Repeat every line exactly, keeping the pictures out of the copy.

----

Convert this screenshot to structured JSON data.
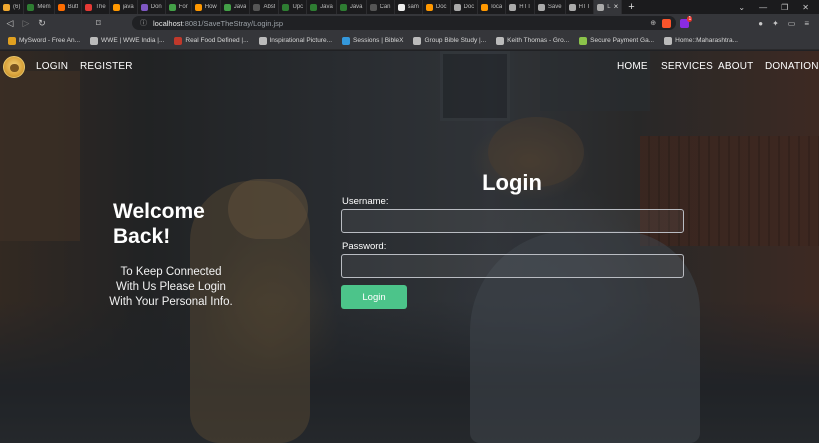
{
  "browser": {
    "tabs": [
      {
        "title": "(6)",
        "color": "#f0a830"
      },
      {
        "title": "Mem",
        "color": "#2e7d32"
      },
      {
        "title": "Butt",
        "color": "#ff6d00"
      },
      {
        "title": "The",
        "color": "#e53935"
      },
      {
        "title": "java",
        "color": "#ff9800"
      },
      {
        "title": "Don",
        "color": "#7e57c2"
      },
      {
        "title": "For",
        "color": "#43a047"
      },
      {
        "title": "How",
        "color": "#ff9800"
      },
      {
        "title": "Java",
        "color": "#43a047"
      },
      {
        "title": "Abst",
        "color": "#555555"
      },
      {
        "title": "Upc",
        "color": "#2e7d32"
      },
      {
        "title": "Java",
        "color": "#2e7d32"
      },
      {
        "title": "Java",
        "color": "#2e7d32"
      },
      {
        "title": "Can",
        "color": "#555555"
      },
      {
        "title": "sam",
        "color": "#eeeeee"
      },
      {
        "title": "Doc",
        "color": "#ff9800"
      },
      {
        "title": "Doc",
        "color": "#aaaaaa"
      },
      {
        "title": "loca",
        "color": "#ff9800"
      },
      {
        "title": "HTT",
        "color": "#aaaaaa"
      },
      {
        "title": "Save",
        "color": "#aaaaaa"
      },
      {
        "title": "HTT",
        "color": "#aaaaaa"
      },
      {
        "title": "L",
        "color": "#aaaaaa"
      }
    ],
    "new_tab_glyph": "+",
    "window_controls": [
      "⌄",
      "—",
      "❐",
      "✕"
    ],
    "nav": {
      "back": "◁",
      "forward": "▷",
      "reload": "↻",
      "bookmark": "⌑"
    },
    "address": {
      "info_icon": "ⓘ",
      "host": "localhost",
      "path": ":8081/SaveTheStray/Login.jsp",
      "zoom": "⊕",
      "share": "⇪"
    },
    "rewards_count": "1",
    "toolbar_right": [
      "●",
      "✦",
      "▭",
      "≡"
    ],
    "bookmarks": [
      {
        "label": "MySword - Free An...",
        "color": "#e0a020"
      },
      {
        "label": "WWE | WWE India |...",
        "color": "#bbbbbb"
      },
      {
        "label": "Real Food Defined |...",
        "color": "#c0392b"
      },
      {
        "label": "Inspirational Picture...",
        "color": "#bbbbbb"
      },
      {
        "label": "Sessions | BibleX",
        "color": "#3498db"
      },
      {
        "label": "Group Bible Study |...",
        "color": "#bbbbbb"
      },
      {
        "label": "Keith Thomas - Gro...",
        "color": "#bbbbbb"
      },
      {
        "label": "Secure Payment Ga...",
        "color": "#8bc34a"
      },
      {
        "label": "Home::Maharashtra...",
        "color": "#bbbbbb"
      }
    ]
  },
  "site": {
    "nav_left": [
      "LOGIN",
      "REGISTER"
    ],
    "nav_right": [
      "HOME",
      "SERVICES",
      "ABOUT",
      "DONATION"
    ],
    "welcome": {
      "title_line1": "Welcome",
      "title_line2": "Back!",
      "text": "To Keep Connected With Us Please Login With Your Personal Info."
    },
    "login": {
      "title": "Login",
      "username_label": "Username:",
      "password_label": "Password:",
      "username_value": "",
      "password_value": "",
      "button_label": "Login",
      "button_color": "#4cc48a"
    }
  }
}
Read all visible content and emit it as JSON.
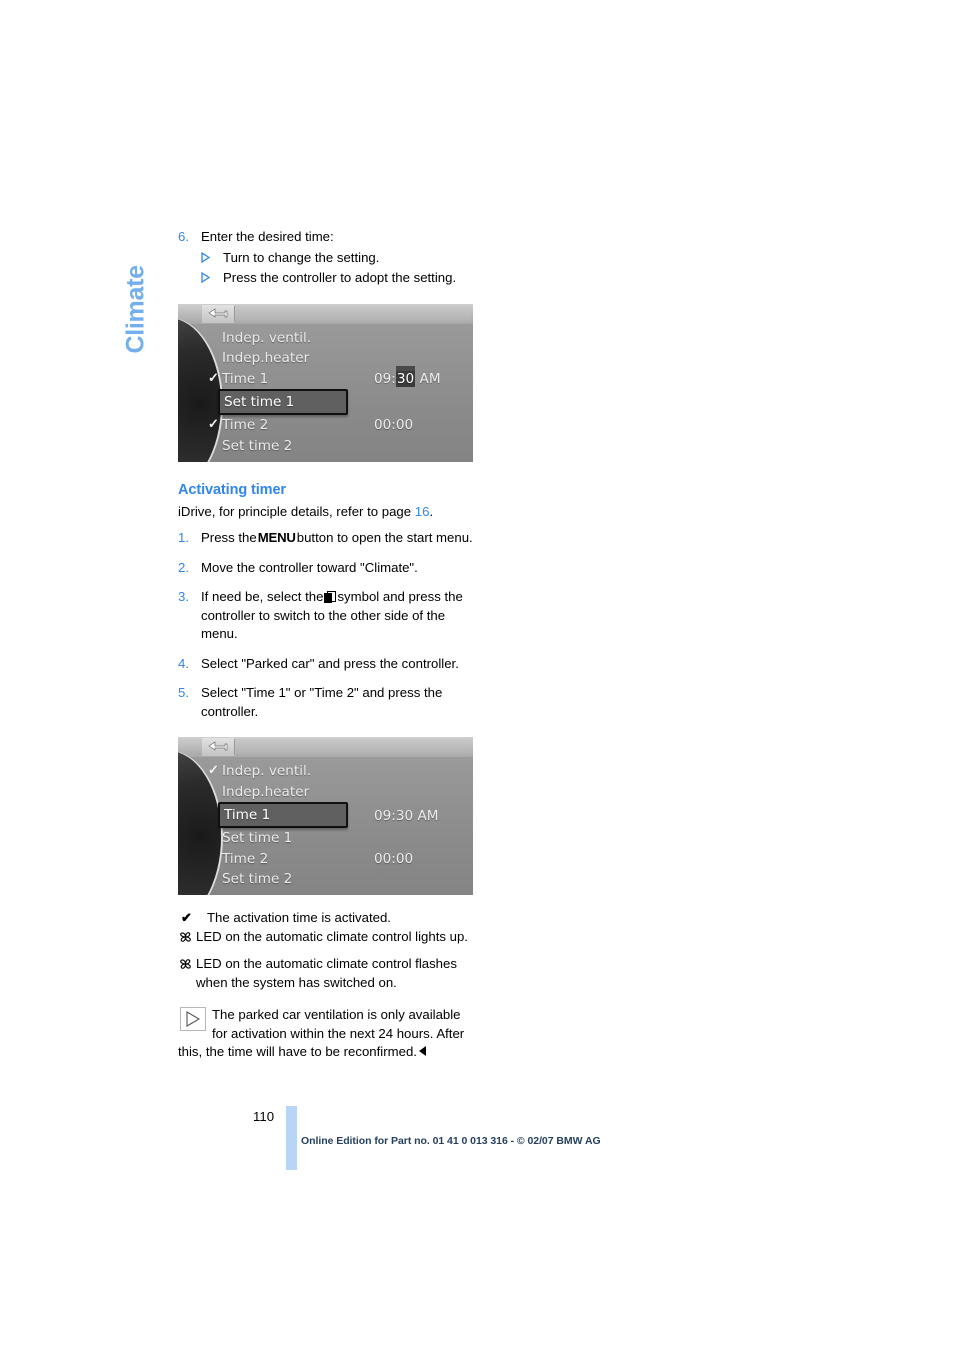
{
  "chapter_tab": {
    "label": "Climate"
  },
  "steps_top": {
    "number": "6.",
    "text": "Enter the desired time:",
    "substeps": [
      {
        "marker": "triangle-outline",
        "text": "Turn to change the setting."
      },
      {
        "marker": "triangle-outline",
        "text": "Press the controller to adopt the setting."
      }
    ]
  },
  "figure_1": {
    "back_icon": "back-arrow-icon",
    "figure_id": "SW-EHC249444",
    "rows": [
      {
        "check": "",
        "label": "Indep. ventil.",
        "value": ""
      },
      {
        "check": "",
        "label": "Indep.heater",
        "value": ""
      },
      {
        "check": "✓",
        "label": "Time 1",
        "value_prefix": "09:",
        "value_highlight": "30",
        "value_suffix": " AM",
        "selected": false
      },
      {
        "check": "",
        "label": "Set time 1",
        "value": "",
        "selected": true
      },
      {
        "check": "✓",
        "label": "Time 2",
        "value": "00:00"
      },
      {
        "check": "",
        "label": "Set time 2",
        "value": ""
      }
    ]
  },
  "section": {
    "heading": "Activating timer",
    "intro_prefix": "iDrive, for principle details, refer to page ",
    "intro_link": "16",
    "intro_suffix": ".",
    "steps": [
      {
        "num": "1.",
        "parts": [
          "Press the",
          "MENU",
          "button to open the start menu."
        ],
        "kind": "menukey"
      },
      {
        "num": "2.",
        "text": "Move the controller toward \"Climate\"."
      },
      {
        "num": "3.",
        "parts": [
          "If need be, select the",
          "split-screen-symbol",
          "symbol and press the controller to switch to the other side of the menu."
        ],
        "kind": "symbol"
      },
      {
        "num": "4.",
        "text": "Select \"Parked car\" and press the controller."
      },
      {
        "num": "5.",
        "text": "Select \"Time 1\" or \"Time 2\" and press the controller."
      }
    ]
  },
  "figure_2": {
    "back_icon": "back-arrow-icon",
    "figure_id": "SW-EHC249444",
    "rows": [
      {
        "check": "✓",
        "label": "Indep. ventil.",
        "value": ""
      },
      {
        "check": "",
        "label": "Indep.heater",
        "value": ""
      },
      {
        "check": "",
        "label": "Time 1",
        "value": "09:30  AM",
        "selected": true
      },
      {
        "check": "",
        "label": "Set time 1",
        "value": ""
      },
      {
        "check": "",
        "label": "Time 2",
        "value": "00:00"
      },
      {
        "check": "",
        "label": "Set time 2",
        "value": ""
      }
    ]
  },
  "results": [
    {
      "marker": "check-icon",
      "text": "The activation time is activated."
    },
    {
      "marker": "fan-icon",
      "text": "LED on the automatic climate control lights up."
    },
    {
      "marker": "fan-icon",
      "text": "LED on the automatic climate control flashes when the system has switched on."
    }
  ],
  "note": {
    "icon": "note-triangle-icon",
    "text": "The parked car ventilation is only available for activation within the next 24 hours. After this, the time will have to be reconfirmed.",
    "end_marker": "end-of-note-icon"
  },
  "footer": {
    "page_number": "110",
    "legal": "Online Edition for Part no. 01 41 0 013 316 - © 02/07 BMW AG"
  },
  "colors": {
    "accent_blue": "#2e86ef",
    "tab_blue": "#73aeee",
    "footer_bar": "#b9d5f5"
  }
}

----

WRITTEN ANSWER>
Convert this screenshot to structured JSON data.
{
  "browser": {
    "tabs": [
      {
        "title": "(6)",
        "color": "#f0a830"
      },
      {
        "title": "Mem",
        "color": "#2e7d32"
      },
      {
        "title": "Butt",
        "color": "#ff6d00"
      },
      {
        "title": "The",
        "color": "#e53935"
      },
      {
        "title": "java",
        "color": "#ff9800"
      },
      {
        "title": "Don",
        "color": "#7e57c2"
      },
      {
        "title": "For",
        "color": "#43a047"
      },
      {
        "title": "How",
        "color": "#ff9800"
      },
      {
        "title": "Java",
        "color": "#43a047"
      },
      {
        "title": "Abst",
        "color": "#555555"
      },
      {
        "title": "Upc",
        "color": "#2e7d32"
      },
      {
        "title": "Java",
        "color": "#2e7d32"
      },
      {
        "title": "Java",
        "color": "#2e7d32"
      },
      {
        "title": "Can",
        "color": "#555555"
      },
      {
        "title": "sam",
        "color": "#eeeeee"
      },
      {
        "title": "Doc",
        "color": "#ff9800"
      },
      {
        "title": "Doc",
        "color": "#aaaaaa"
      },
      {
        "title": "loca",
        "color": "#ff9800"
      },
      {
        "title": "HTT",
        "color": "#aaaaaa"
      },
      {
        "title": "Save",
        "color": "#aaaaaa"
      },
      {
        "title": "HTT",
        "color": "#aaaaaa"
      },
      {
        "title": "L",
        "color": "#aaaaaa"
      }
    ],
    "new_tab_glyph": "+",
    "window_controls": [
      "⌄",
      "—",
      "❐",
      "✕"
    ],
    "nav": {
      "back": "◁",
      "forward": "▷",
      "reload": "↻",
      "bookmark": "⌑"
    },
    "address": {
      "info_icon": "ⓘ",
      "host": "localhost",
      "path": ":8081/SaveTheStray/Login.jsp",
      "zoom": "⊕",
      "share": "⇪"
    },
    "rewards_count": "1",
    "toolbar_right": [
      "●",
      "✦",
      "▭",
      "≡"
    ],
    "bookmarks": [
      {
        "label": "MySword - Free An...",
        "color": "#e0a020"
      },
      {
        "label": "WWE | WWE India |...",
        "color": "#bbbbbb"
      },
      {
        "label": "Real Food Defined |...",
        "color": "#c0392b"
      },
      {
        "label": "Inspirational Picture...",
        "color": "#bbbbbb"
      },
      {
        "label": "Sessions | BibleX",
        "color": "#3498db"
      },
      {
        "label": "Group Bible Study |...",
        "color": "#bbbbbb"
      },
      {
        "label": "Keith Thomas - Gro...",
        "color": "#bbbbbb"
      },
      {
        "label": "Secure Payment Ga...",
        "color": "#8bc34a"
      },
      {
        "label": "Home::Maharashtra...",
        "color": "#bbbbbb"
      }
    ]
  },
  "site": {
    "nav_left": [
      "LOGIN",
      "REGISTER"
    ],
    "nav_right": [
      "HOME",
      "SERVICES",
      "ABOUT",
      "DONATION"
    ],
    "welcome": {
      "title_line1": "Welcome",
      "title_line2": "Back!",
      "text": "To Keep Connected With Us Please Login With Your Personal Info."
    },
    "login": {
      "title": "Login",
      "username_label": "Username:",
      "password_label": "Password:",
      "username_value": "",
      "password_value": "",
      "button_label": "Login",
      "button_color": "#4cc48a"
    }
  }
}
Read all visible content and emit it as JSON.
{
  "chapter_tab": {
    "label": "Climate"
  },
  "steps_top": {
    "number": "6.",
    "text": "Enter the desired time:",
    "substeps": [
      {
        "marker": "triangle-outline",
        "text": "Turn to change the setting."
      },
      {
        "marker": "triangle-outline",
        "text": "Press the controller to adopt the setting."
      }
    ]
  },
  "figure_1": {
    "back_icon": "back-arrow-icon",
    "figure_id": "SW-EHC249444",
    "rows": [
      {
        "check": "",
        "label": "Indep. ventil.",
        "value": ""
      },
      {
        "check": "",
        "label": "Indep.heater",
        "value": ""
      },
      {
        "check": "✓",
        "label": "Time 1",
        "value_prefix": "09:",
        "value_highlight": "30",
        "value_suffix": " AM",
        "selected": false
      },
      {
        "check": "",
        "label": "Set time 1",
        "value": "",
        "selected": true
      },
      {
        "check": "✓",
        "label": "Time 2",
        "value": "00:00"
      },
      {
        "check": "",
        "label": "Set time 2",
        "value": ""
      }
    ]
  },
  "section": {
    "heading": "Activating timer",
    "intro_prefix": "iDrive, for principle details, refer to page ",
    "intro_link": "16",
    "intro_suffix": ".",
    "steps": [
      {
        "num": "1.",
        "parts": [
          "Press the",
          "MENU",
          "button to open the start menu."
        ],
        "kind": "menukey"
      },
      {
        "num": "2.",
        "text": "Move the controller toward \"Climate\"."
      },
      {
        "num": "3.",
        "parts": [
          "If need be, select the",
          "split-screen-symbol",
          "symbol and press the controller to switch to the other side of the menu."
        ],
        "kind": "symbol"
      },
      {
        "num": "4.",
        "text": "Select \"Parked car\" and press the controller."
      },
      {
        "num": "5.",
        "text": "Select \"Time 1\" or \"Time 2\" and press the controller."
      }
    ]
  },
  "figure_2": {
    "back_icon": "back-arrow-icon",
    "figure_id": "SW-EHC249444",
    "rows": [
      {
        "check": "✓",
        "label": "Indep. ventil.",
        "value": ""
      },
      {
        "check": "",
        "label": "Indep.heater",
        "value": ""
      },
      {
        "check": "",
        "label": "Time 1",
        "value": "09:30  AM",
        "selected": true
      },
      {
        "check": "",
        "label": "Set time 1",
        "value": ""
      },
      {
        "check": "",
        "label": "Time 2",
        "value": "00:00"
      },
      {
        "check": "",
        "label": "Set time 2",
        "value": ""
      }
    ]
  },
  "results": [
    {
      "marker": "check-icon",
      "text": "The activation time is activated."
    },
    {
      "marker": "fan-icon",
      "text": "LED on the automatic climate control lights up."
    },
    {
      "marker": "fan-icon",
      "text": "LED on the automatic climate control flashes when the system has switched on."
    }
  ],
  "note": {
    "icon": "note-triangle-icon",
    "text": "The parked car ventilation is only available for activation within the next 24 hours. After this, the time will have to be reconfirmed.",
    "end_marker": "end-of-note-icon"
  },
  "footer": {
    "page_number": "110",
    "legal": "Online Edition for Part no. 01 41 0 013 316 - © 02/07 BMW AG"
  },
  "colors": {
    "accent_blue": "#2e86ef",
    "tab_blue": "#73aeee",
    "footer_bar": "#b9d5f5"
  }
}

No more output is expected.